▸ Data to process:

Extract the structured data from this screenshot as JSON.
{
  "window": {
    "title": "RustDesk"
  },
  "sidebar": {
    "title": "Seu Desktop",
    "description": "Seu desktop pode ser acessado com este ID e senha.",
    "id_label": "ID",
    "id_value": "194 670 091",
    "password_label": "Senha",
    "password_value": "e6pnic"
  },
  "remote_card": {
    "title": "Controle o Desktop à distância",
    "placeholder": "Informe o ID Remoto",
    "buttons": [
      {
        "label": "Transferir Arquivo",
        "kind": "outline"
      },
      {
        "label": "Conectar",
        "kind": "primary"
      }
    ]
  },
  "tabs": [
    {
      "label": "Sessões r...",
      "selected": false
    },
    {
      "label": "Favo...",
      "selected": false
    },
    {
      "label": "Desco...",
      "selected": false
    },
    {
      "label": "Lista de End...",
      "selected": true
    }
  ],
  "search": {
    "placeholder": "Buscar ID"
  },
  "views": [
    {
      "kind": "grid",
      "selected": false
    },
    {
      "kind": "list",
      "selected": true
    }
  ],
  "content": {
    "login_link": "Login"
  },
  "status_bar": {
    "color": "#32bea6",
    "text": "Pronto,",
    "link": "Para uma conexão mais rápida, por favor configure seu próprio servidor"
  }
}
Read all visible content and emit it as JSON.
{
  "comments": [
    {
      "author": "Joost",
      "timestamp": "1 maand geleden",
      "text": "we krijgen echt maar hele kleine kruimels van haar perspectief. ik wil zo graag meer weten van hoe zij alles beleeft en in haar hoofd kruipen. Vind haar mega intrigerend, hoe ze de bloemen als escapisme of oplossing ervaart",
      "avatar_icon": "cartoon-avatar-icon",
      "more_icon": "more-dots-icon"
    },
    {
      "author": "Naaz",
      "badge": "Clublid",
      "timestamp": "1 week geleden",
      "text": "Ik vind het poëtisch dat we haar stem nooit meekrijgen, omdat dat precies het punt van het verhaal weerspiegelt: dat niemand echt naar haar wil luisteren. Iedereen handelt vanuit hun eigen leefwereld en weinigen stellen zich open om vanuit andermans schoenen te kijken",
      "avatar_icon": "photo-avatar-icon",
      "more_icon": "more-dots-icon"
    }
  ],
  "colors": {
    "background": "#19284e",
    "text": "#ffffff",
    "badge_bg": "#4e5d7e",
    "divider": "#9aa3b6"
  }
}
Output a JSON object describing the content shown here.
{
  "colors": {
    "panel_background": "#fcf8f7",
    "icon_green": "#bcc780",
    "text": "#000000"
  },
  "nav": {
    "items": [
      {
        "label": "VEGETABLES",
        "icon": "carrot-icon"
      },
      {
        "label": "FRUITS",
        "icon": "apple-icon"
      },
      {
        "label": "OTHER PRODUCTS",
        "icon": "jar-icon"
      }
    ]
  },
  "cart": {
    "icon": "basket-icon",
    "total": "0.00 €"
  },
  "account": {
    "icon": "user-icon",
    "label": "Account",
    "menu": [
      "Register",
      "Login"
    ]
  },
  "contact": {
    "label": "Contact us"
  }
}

▸ Task details: Count every line of the material above that holds the string "avatar", then state only the total.

▸ Solution for this task: 2